*Stated task:* Return the full material exactly.

*Figure record extracts:*
---

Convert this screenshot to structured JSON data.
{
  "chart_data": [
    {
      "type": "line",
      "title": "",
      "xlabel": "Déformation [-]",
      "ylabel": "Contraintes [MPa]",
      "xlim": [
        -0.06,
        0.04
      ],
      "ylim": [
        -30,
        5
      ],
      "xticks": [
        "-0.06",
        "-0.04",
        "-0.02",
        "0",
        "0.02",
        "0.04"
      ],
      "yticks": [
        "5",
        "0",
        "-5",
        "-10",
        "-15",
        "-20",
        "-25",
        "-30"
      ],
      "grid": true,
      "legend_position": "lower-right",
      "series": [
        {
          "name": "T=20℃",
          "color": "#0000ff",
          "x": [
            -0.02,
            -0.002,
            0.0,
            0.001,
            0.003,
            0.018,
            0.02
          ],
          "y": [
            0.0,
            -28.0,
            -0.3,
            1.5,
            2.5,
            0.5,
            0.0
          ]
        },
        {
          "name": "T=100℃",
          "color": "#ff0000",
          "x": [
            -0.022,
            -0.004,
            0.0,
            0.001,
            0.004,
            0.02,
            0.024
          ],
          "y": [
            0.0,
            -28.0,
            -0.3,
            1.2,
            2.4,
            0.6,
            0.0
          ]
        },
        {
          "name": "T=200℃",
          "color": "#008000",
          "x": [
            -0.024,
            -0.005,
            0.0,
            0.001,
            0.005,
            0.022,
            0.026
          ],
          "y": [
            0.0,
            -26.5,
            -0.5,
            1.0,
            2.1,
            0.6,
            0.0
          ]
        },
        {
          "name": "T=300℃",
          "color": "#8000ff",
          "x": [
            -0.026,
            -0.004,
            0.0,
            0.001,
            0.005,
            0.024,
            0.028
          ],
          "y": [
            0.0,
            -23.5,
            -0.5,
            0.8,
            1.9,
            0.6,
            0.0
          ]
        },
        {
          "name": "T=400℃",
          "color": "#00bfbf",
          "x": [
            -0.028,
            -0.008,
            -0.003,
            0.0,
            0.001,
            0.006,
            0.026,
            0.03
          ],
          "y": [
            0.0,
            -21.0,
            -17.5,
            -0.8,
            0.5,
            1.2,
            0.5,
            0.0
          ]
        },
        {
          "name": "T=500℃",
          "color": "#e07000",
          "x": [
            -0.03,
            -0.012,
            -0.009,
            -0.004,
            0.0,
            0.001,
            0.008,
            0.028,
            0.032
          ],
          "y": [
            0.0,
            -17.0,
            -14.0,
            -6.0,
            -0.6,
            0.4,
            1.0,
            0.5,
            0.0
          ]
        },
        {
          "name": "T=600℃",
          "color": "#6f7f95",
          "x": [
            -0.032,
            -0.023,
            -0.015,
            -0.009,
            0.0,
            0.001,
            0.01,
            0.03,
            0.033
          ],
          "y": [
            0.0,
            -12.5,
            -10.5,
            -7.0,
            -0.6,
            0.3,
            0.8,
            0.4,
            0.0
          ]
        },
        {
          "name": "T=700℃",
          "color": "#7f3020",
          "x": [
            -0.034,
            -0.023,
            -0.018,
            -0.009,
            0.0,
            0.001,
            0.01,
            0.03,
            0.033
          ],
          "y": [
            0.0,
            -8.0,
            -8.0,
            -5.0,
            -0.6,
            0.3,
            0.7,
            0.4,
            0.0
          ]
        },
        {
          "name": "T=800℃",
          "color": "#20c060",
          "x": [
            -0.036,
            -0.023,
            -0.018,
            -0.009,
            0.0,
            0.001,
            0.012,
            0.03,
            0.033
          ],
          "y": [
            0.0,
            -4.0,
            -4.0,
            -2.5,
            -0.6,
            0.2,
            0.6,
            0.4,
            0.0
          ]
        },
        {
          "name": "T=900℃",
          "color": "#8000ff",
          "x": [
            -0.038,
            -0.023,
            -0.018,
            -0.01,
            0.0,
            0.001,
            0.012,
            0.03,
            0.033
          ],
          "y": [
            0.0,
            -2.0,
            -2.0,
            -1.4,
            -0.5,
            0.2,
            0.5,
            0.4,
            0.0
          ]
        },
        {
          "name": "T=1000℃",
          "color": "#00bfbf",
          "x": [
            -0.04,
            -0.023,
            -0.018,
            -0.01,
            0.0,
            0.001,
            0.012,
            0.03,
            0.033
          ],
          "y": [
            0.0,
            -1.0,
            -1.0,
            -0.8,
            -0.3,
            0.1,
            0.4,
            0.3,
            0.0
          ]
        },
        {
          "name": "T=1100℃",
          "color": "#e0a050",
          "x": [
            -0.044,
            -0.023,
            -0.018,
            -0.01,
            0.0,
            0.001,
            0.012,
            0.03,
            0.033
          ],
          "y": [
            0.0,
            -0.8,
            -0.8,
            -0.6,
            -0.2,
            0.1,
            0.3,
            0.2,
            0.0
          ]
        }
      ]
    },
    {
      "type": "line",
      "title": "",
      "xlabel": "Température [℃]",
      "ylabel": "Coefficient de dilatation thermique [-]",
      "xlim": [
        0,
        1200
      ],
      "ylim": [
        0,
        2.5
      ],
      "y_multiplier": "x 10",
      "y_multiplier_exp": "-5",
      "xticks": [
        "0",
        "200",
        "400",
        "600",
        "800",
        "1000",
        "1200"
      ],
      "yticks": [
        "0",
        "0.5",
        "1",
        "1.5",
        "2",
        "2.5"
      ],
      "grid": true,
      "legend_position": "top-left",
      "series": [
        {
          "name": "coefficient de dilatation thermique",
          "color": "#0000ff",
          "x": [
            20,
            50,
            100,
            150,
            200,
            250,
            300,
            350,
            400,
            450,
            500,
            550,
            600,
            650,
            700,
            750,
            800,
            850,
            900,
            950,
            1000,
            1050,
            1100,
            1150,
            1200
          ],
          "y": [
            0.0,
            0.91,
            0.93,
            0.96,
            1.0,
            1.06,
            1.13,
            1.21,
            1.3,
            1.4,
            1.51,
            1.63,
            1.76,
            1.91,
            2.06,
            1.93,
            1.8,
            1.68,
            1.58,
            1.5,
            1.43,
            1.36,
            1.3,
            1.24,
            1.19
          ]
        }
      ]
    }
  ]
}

---

*Finished exercise:*
Convert this screenshot to structured JSON data.
{
  "chart_data": [
    {
      "type": "line",
      "title": "",
      "xlabel": "Déformation [-]",
      "ylabel": "Contraintes [MPa]",
      "xlim": [
        -0.06,
        0.04
      ],
      "ylim": [
        -30,
        5
      ],
      "xticks": [
        "-0.06",
        "-0.04",
        "-0.02",
        "0",
        "0.02",
        "0.04"
      ],
      "yticks": [
        "5",
        "0",
        "-5",
        "-10",
        "-15",
        "-20",
        "-25",
        "-30"
      ],
      "grid": true,
      "legend_position": "lower-right",
      "series": [
        {
          "name": "T=20℃",
          "color": "#0000ff",
          "x": [
            -0.02,
            -0.002,
            0.0,
            0.001,
            0.003,
            0.018,
            0.02
          ],
          "y": [
            0.0,
            -28.0,
            -0.3,
            1.5,
            2.5,
            0.5,
            0.0
          ]
        },
        {
          "name": "T=100℃",
          "color": "#ff0000",
          "x": [
            -0.022,
            -0.004,
            0.0,
            0.001,
            0.004,
            0.02,
            0.024
          ],
          "y": [
            0.0,
            -28.0,
            -0.3,
            1.2,
            2.4,
            0.6,
            0.0
          ]
        },
        {
          "name": "T=200℃",
          "color": "#008000",
          "x": [
            -0.024,
            -0.005,
            0.0,
            0.001,
            0.005,
            0.022,
            0.026
          ],
          "y": [
            0.0,
            -26.5,
            -0.5,
            1.0,
            2.1,
            0.6,
            0.0
          ]
        },
        {
          "name": "T=300℃",
          "color": "#8000ff",
          "x": [
            -0.026,
            -0.004,
            0.0,
            0.001,
            0.005,
            0.024,
            0.028
          ],
          "y": [
            0.0,
            -23.5,
            -0.5,
            0.8,
            1.9,
            0.6,
            0.0
          ]
        },
        {
          "name": "T=400℃",
          "color": "#00bfbf",
          "x": [
            -0.028,
            -0.008,
            -0.003,
            0.0,
            0.001,
            0.006,
            0.026,
            0.03
          ],
          "y": [
            0.0,
            -21.0,
            -17.5,
            -0.8,
            0.5,
            1.2,
            0.5,
            0.0
          ]
        },
        {
          "name": "T=500℃",
          "color": "#e07000",
          "x": [
            -0.03,
            -0.012,
            -0.009,
            -0.004,
            0.0,
            0.001,
            0.008,
            0.028,
            0.032
          ],
          "y": [
            0.0,
            -17.0,
            -14.0,
            -6.0,
            -0.6,
            0.4,
            1.0,
            0.5,
            0.0
          ]
        },
        {
          "name": "T=600℃",
          "color": "#6f7f95",
          "x": [
            -0.032,
            -0.023,
            -0.015,
            -0.009,
            0.0,
            0.001,
            0.01,
            0.03,
            0.033
          ],
          "y": [
            0.0,
            -12.5,
            -10.5,
            -7.0,
            -0.6,
            0.3,
            0.8,
            0.4,
            0.0
          ]
        },
        {
          "name": "T=700℃",
          "color": "#7f3020",
          "x": [
            -0.034,
            -0.023,
            -0.018,
            -0.009,
            0.0,
            0.001,
            0.01,
            0.03,
            0.033
          ],
          "y": [
            0.0,
            -8.0,
            -8.0,
            -5.0,
            -0.6,
            0.3,
            0.7,
            0.4,
            0.0
          ]
        },
        {
          "name": "T=800℃",
          "color": "#20c060",
          "x": [
            -0.036,
            -0.023,
            -0.018,
            -0.009,
            0.0,
            0.001,
            0.012,
            0.03,
            0.033
          ],
          "y": [
            0.0,
            -4.0,
            -4.0,
            -2.5,
            -0.6,
            0.2,
            0.6,
            0.4,
            0.0
          ]
        },
        {
          "name": "T=900℃",
          "color": "#8000ff",
          "x": [
            -0.038,
            -0.023,
            -0.018,
            -0.01,
            0.0,
            0.001,
            0.012,
            0.03,
            0.033
          ],
          "y": [
            0.0,
            -2.0,
            -2.0,
            -1.4,
            -0.5,
            0.2,
            0.5,
            0.4,
            0.0
          ]
        },
        {
          "name": "T=1000℃",
          "color": "#00bfbf",
          "x": [
            -0.04,
            -0.023,
            -0.018,
            -0.01,
            0.0,
            0.001,
            0.012,
            0.03,
            0.033
          ],
          "y": [
            0.0,
            -1.0,
            -1.0,
            -0.8,
            -0.3,
            0.1,
            0.4,
            0.3,
            0.0
          ]
        },
        {
          "name": "T=1100℃",
          "color": "#e0a050",
          "x": [
            -0.044,
            -0.023,
            -0.018,
            -0.01,
            0.0,
            0.001,
            0.012,
            0.03,
            0.033
          ],
          "y": [
            0.0,
            -0.8,
            -0.8,
            -0.6,
            -0.2,
            0.1,
            0.3,
            0.2,
            0.0
          ]
        }
      ]
    },
    {
      "type": "line",
      "title": "",
      "xlabel": "Température [℃]",
      "ylabel": "Coefficient de dilatation thermique [-]",
      "xlim": [
        0,
        1200
      ],
      "ylim": [
        0,
        2.5
      ],
      "y_multiplier": "x 10",
      "y_multiplier_exp": "-5",
      "xticks": [
        "0",
        "200",
        "400",
        "600",
        "800",
        "1000",
        "1200"
      ],
      "yticks": [
        "0",
        "0.5",
        "1",
        "1.5",
        "2",
        "2.5"
      ],
      "grid": true,
      "legend_position": "top-left",
      "series": [
        {
          "name": "coefficient de dilatation thermique",
          "color": "#0000ff",
          "x": [
            20,
            50,
            100,
            150,
            200,
            250,
            300,
            350,
            400,
            450,
            500,
            550,
            600,
            650,
            700,
            750,
            800,
            850,
            900,
            950,
            1000,
            1050,
            1100,
            1150,
            1200
          ],
          "y": [
            0.0,
            0.91,
            0.93,
            0.96,
            1.0,
            1.06,
            1.13,
            1.21,
            1.3,
            1.4,
            1.51,
            1.63,
            1.76,
            1.91,
            2.06,
            1.93,
            1.8,
            1.68,
            1.58,
            1.5,
            1.43,
            1.36,
            1.3,
            1.24,
            1.19
          ]
        }
      ]
    }
  ]
}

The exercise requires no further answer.